Every line containing the word "Distance" needs to be found and copied.

- - - -

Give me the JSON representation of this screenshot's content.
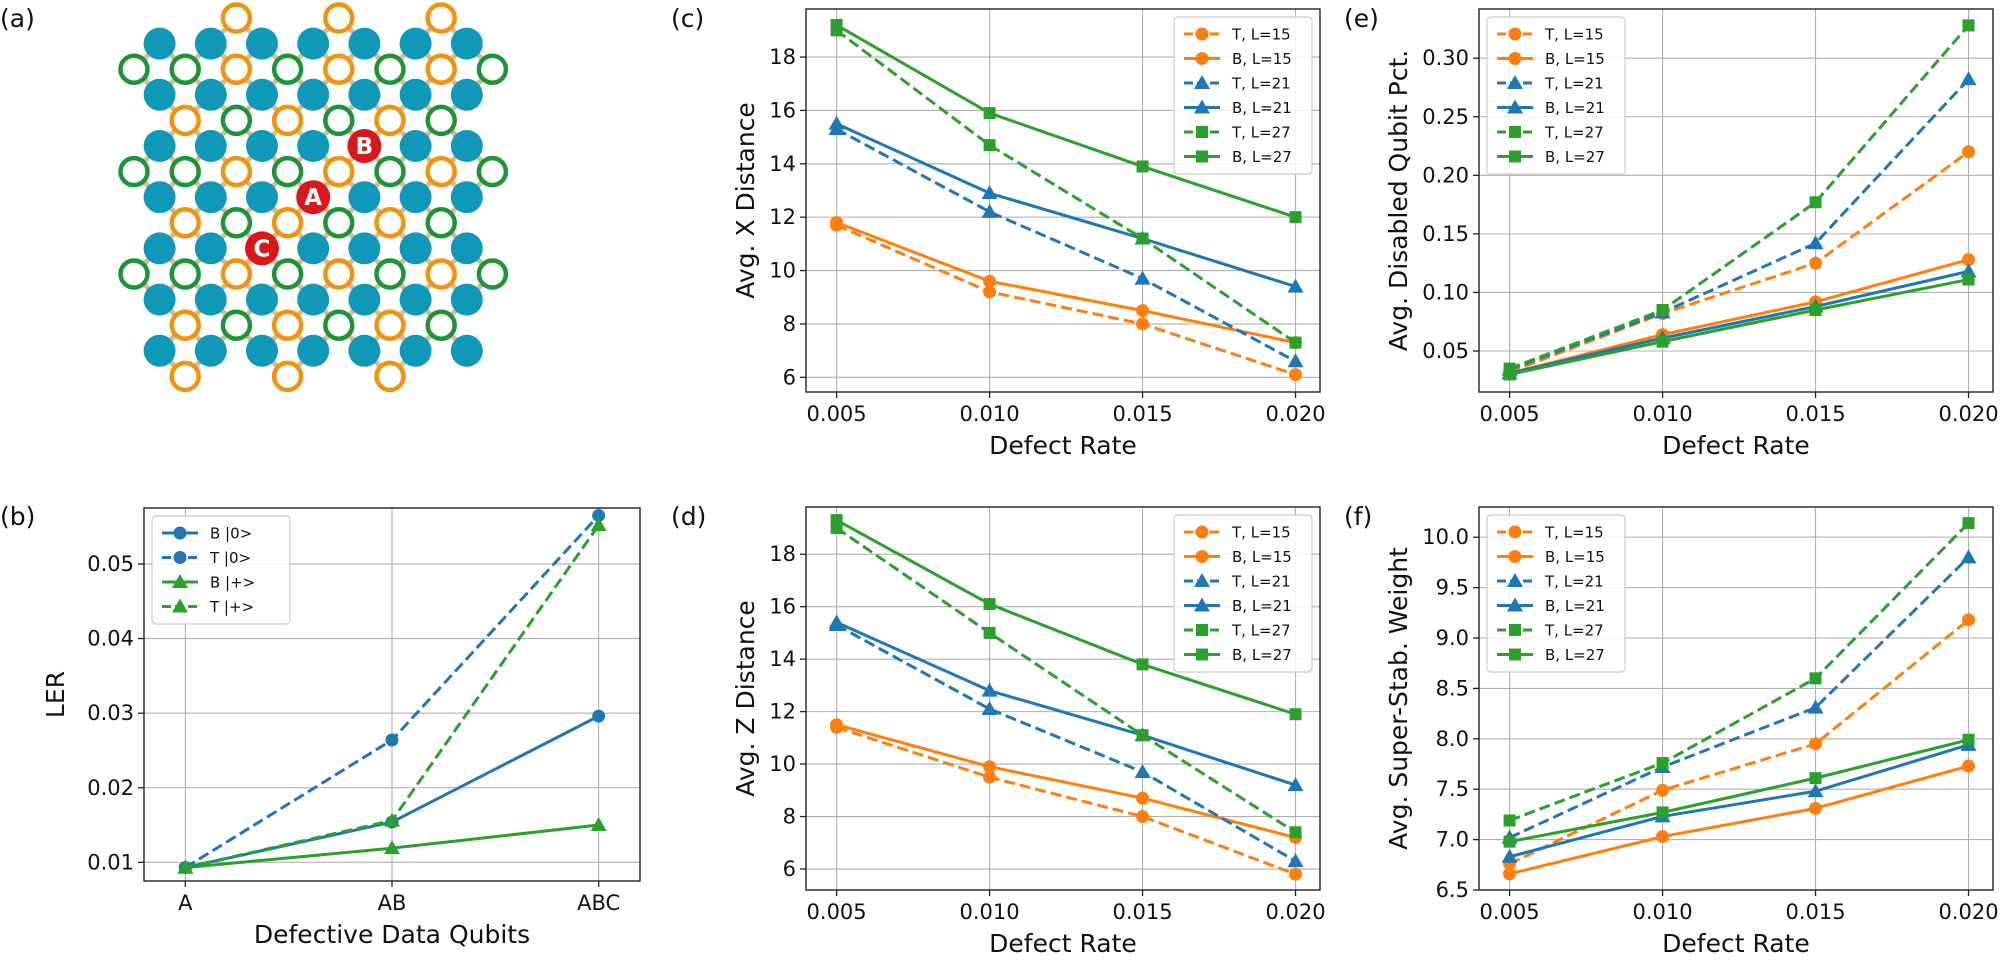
{
  "figure": {
    "panel_labels": [
      "(a)",
      "(b)",
      "(c)",
      "(d)",
      "(e)",
      "(f)"
    ]
  },
  "lattice": {
    "defect_markers": [
      {
        "label": "A",
        "color": "#d7191c"
      },
      {
        "label": "B",
        "color": "#d7191c"
      },
      {
        "label": "C",
        "color": "#d7191c"
      }
    ],
    "colors": {
      "data": "#0f98b8",
      "ancilla_orange": "#f0940f",
      "ancilla_green": "#1e9439",
      "edge": "#d6bc94"
    }
  },
  "chart_data": [
    {
      "id": "b",
      "type": "line",
      "xlabel": "Defective Data Qubits",
      "ylabel": "LER",
      "categories": [
        "A",
        "AB",
        "ABC"
      ],
      "ylim": [
        0.0075,
        0.0575
      ],
      "yticks": [
        0.01,
        0.02,
        0.03,
        0.04,
        0.05
      ],
      "ytick_labels": [
        "0.01",
        "0.02",
        "0.03",
        "0.04",
        "0.05"
      ],
      "legend_position": "top-left",
      "series": [
        {
          "name": "B |0>",
          "color": "#1f77b4",
          "dash": false,
          "marker": "circle",
          "values": [
            0.0093,
            0.0154,
            0.0296
          ]
        },
        {
          "name": "T |0>",
          "color": "#1f77b4",
          "dash": true,
          "marker": "circle",
          "values": [
            0.0093,
            0.0264,
            0.0565
          ]
        },
        {
          "name": "B |+>",
          "color": "#2ca02c",
          "dash": false,
          "marker": "triangle",
          "values": [
            0.0093,
            0.0119,
            0.015
          ]
        },
        {
          "name": "T |+>",
          "color": "#2ca02c",
          "dash": true,
          "marker": "triangle",
          "values": [
            0.0093,
            0.0156,
            0.0552
          ]
        }
      ]
    },
    {
      "id": "c",
      "type": "line",
      "xlabel": "Defect Rate",
      "ylabel": "Avg. X Distance",
      "x": [
        0.005,
        0.01,
        0.015,
        0.02
      ],
      "xtick_labels": [
        "0.005",
        "0.010",
        "0.015",
        "0.020"
      ],
      "xlim": [
        0.004,
        0.0208
      ],
      "ylim": [
        5.45,
        19.8
      ],
      "yticks": [
        6,
        8,
        10,
        12,
        14,
        16,
        18
      ],
      "ytick_labels": [
        "6",
        "8",
        "10",
        "12",
        "14",
        "16",
        "18"
      ],
      "legend_position": "top-right",
      "series": [
        {
          "name": "T, L=15",
          "color": "#ff7f0e",
          "dash": true,
          "marker": "circle",
          "values": [
            11.7,
            9.2,
            8.0,
            6.1
          ]
        },
        {
          "name": "B, L=15",
          "color": "#ff7f0e",
          "dash": false,
          "marker": "circle",
          "values": [
            11.8,
            9.6,
            8.5,
            7.3
          ]
        },
        {
          "name": "T, L=21",
          "color": "#1f77b4",
          "dash": true,
          "marker": "triangle",
          "values": [
            15.3,
            12.2,
            9.7,
            6.6
          ]
        },
        {
          "name": "B, L=21",
          "color": "#1f77b4",
          "dash": false,
          "marker": "triangle",
          "values": [
            15.5,
            12.9,
            11.2,
            9.4
          ]
        },
        {
          "name": "T, L=27",
          "color": "#2ca02c",
          "dash": true,
          "marker": "square",
          "values": [
            19.0,
            14.7,
            11.2,
            7.3
          ]
        },
        {
          "name": "B, L=27",
          "color": "#2ca02c",
          "dash": false,
          "marker": "square",
          "values": [
            19.2,
            15.9,
            13.9,
            12.0
          ]
        }
      ]
    },
    {
      "id": "d",
      "type": "line",
      "xlabel": "Defect Rate",
      "ylabel": "Avg. Z Distance",
      "x": [
        0.005,
        0.01,
        0.015,
        0.02
      ],
      "xtick_labels": [
        "0.005",
        "0.010",
        "0.015",
        "0.020"
      ],
      "xlim": [
        0.004,
        0.0208
      ],
      "ylim": [
        5.2,
        19.8
      ],
      "yticks": [
        6,
        8,
        10,
        12,
        14,
        16,
        18
      ],
      "ytick_labels": [
        "6",
        "8",
        "10",
        "12",
        "14",
        "16",
        "18"
      ],
      "legend_position": "top-right",
      "series": [
        {
          "name": "T, L=15",
          "color": "#ff7f0e",
          "dash": true,
          "marker": "circle",
          "values": [
            11.4,
            9.5,
            8.0,
            5.8
          ]
        },
        {
          "name": "B, L=15",
          "color": "#ff7f0e",
          "dash": false,
          "marker": "circle",
          "values": [
            11.5,
            9.9,
            8.7,
            7.2
          ]
        },
        {
          "name": "T, L=21",
          "color": "#1f77b4",
          "dash": true,
          "marker": "triangle",
          "values": [
            15.3,
            12.1,
            9.7,
            6.3
          ]
        },
        {
          "name": "B, L=21",
          "color": "#1f77b4",
          "dash": false,
          "marker": "triangle",
          "values": [
            15.4,
            12.8,
            11.1,
            9.2
          ]
        },
        {
          "name": "T, L=27",
          "color": "#2ca02c",
          "dash": true,
          "marker": "square",
          "values": [
            19.0,
            15.0,
            11.1,
            7.4
          ]
        },
        {
          "name": "B, L=27",
          "color": "#2ca02c",
          "dash": false,
          "marker": "square",
          "values": [
            19.3,
            16.1,
            13.8,
            11.9
          ]
        }
      ]
    },
    {
      "id": "e",
      "type": "line",
      "xlabel": "Defect Rate",
      "ylabel": "Avg. Disabled Qubit Pct.",
      "x": [
        0.005,
        0.01,
        0.015,
        0.02
      ],
      "xtick_labels": [
        "0.005",
        "0.010",
        "0.015",
        "0.020"
      ],
      "xlim": [
        0.004,
        0.0208
      ],
      "ylim": [
        0.015,
        0.342
      ],
      "yticks": [
        0.05,
        0.1,
        0.15,
        0.2,
        0.25,
        0.3
      ],
      "ytick_labels": [
        "0.05",
        "0.10",
        "0.15",
        "0.20",
        "0.25",
        "0.30"
      ],
      "legend_position": "top-left",
      "series": [
        {
          "name": "T, L=15",
          "color": "#ff7f0e",
          "dash": true,
          "marker": "circle",
          "values": [
            0.032,
            0.082,
            0.125,
            0.22
          ]
        },
        {
          "name": "B, L=15",
          "color": "#ff7f0e",
          "dash": false,
          "marker": "circle",
          "values": [
            0.031,
            0.064,
            0.092,
            0.128
          ]
        },
        {
          "name": "T, L=21",
          "color": "#1f77b4",
          "dash": true,
          "marker": "triangle",
          "values": [
            0.034,
            0.083,
            0.142,
            0.282
          ]
        },
        {
          "name": "B, L=21",
          "color": "#1f77b4",
          "dash": false,
          "marker": "triangle",
          "values": [
            0.031,
            0.061,
            0.088,
            0.118
          ]
        },
        {
          "name": "T, L=27",
          "color": "#2ca02c",
          "dash": true,
          "marker": "square",
          "values": [
            0.035,
            0.085,
            0.177,
            0.328
          ]
        },
        {
          "name": "B, L=27",
          "color": "#2ca02c",
          "dash": false,
          "marker": "square",
          "values": [
            0.03,
            0.058,
            0.085,
            0.111
          ]
        }
      ]
    },
    {
      "id": "f",
      "type": "line",
      "xlabel": "Defect Rate",
      "ylabel": "Avg. Super-Stab. Weight",
      "x": [
        0.005,
        0.01,
        0.015,
        0.02
      ],
      "xtick_labels": [
        "0.005",
        "0.010",
        "0.015",
        "0.020"
      ],
      "xlim": [
        0.004,
        0.0208
      ],
      "ylim": [
        6.5,
        10.3
      ],
      "yticks": [
        6.5,
        7.0,
        7.5,
        8.0,
        8.5,
        9.0,
        9.5,
        10.0
      ],
      "ytick_labels": [
        "6.5",
        "7.0",
        "7.5",
        "8.0",
        "8.5",
        "9.0",
        "9.5",
        "10.0"
      ],
      "legend_position": "top-left",
      "series": [
        {
          "name": "T, L=15",
          "color": "#ff7f0e",
          "dash": true,
          "marker": "circle",
          "values": [
            6.76,
            7.49,
            7.95,
            9.18
          ]
        },
        {
          "name": "B, L=15",
          "color": "#ff7f0e",
          "dash": false,
          "marker": "circle",
          "values": [
            6.66,
            7.03,
            7.31,
            7.73
          ]
        },
        {
          "name": "T, L=21",
          "color": "#1f77b4",
          "dash": true,
          "marker": "triangle",
          "values": [
            7.02,
            7.72,
            8.31,
            9.8
          ]
        },
        {
          "name": "B, L=21",
          "color": "#1f77b4",
          "dash": false,
          "marker": "triangle",
          "values": [
            6.83,
            7.23,
            7.48,
            7.94
          ]
        },
        {
          "name": "T, L=27",
          "color": "#2ca02c",
          "dash": true,
          "marker": "square",
          "values": [
            7.19,
            7.76,
            8.6,
            10.14
          ]
        },
        {
          "name": "B, L=27",
          "color": "#2ca02c",
          "dash": false,
          "marker": "square",
          "values": [
            6.98,
            7.27,
            7.61,
            7.99
          ]
        }
      ]
    }
  ]
}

- - - -

* _Answer to the task_
      "ylabel": "Avg. X Distance",
      "ylabel": "Avg. Z Distance",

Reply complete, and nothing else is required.